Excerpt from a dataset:
# # # #

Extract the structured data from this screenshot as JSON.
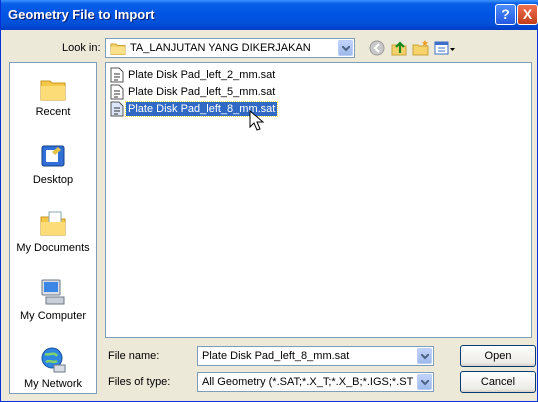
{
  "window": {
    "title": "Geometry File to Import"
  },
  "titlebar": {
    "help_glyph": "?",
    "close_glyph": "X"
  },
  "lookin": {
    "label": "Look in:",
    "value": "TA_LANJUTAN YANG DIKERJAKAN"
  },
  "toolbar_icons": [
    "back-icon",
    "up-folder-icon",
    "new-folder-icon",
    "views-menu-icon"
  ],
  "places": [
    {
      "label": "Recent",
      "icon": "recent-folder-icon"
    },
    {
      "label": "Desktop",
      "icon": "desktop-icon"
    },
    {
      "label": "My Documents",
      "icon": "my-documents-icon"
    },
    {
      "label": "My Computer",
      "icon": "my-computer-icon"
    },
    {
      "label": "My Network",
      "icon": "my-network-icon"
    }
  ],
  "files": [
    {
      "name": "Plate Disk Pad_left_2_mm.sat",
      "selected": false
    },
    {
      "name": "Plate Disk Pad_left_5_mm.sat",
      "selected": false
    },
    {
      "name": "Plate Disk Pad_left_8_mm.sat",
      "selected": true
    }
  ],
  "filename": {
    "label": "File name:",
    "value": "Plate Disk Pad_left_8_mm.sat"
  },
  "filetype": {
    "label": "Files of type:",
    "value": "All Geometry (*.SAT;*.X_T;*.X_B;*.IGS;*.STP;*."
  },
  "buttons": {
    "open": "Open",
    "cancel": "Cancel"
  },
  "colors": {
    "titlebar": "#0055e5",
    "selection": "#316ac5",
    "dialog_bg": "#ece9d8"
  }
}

# # # #

# [The request]
From the listing above, pick out each line where the word "Geometry" appears.

# [Solution to the exercise]
    "title": "Geometry File to Import"
    "value": "All Geometry (*.SAT;*.X_T;*.X_B;*.IGS;*.STP;*."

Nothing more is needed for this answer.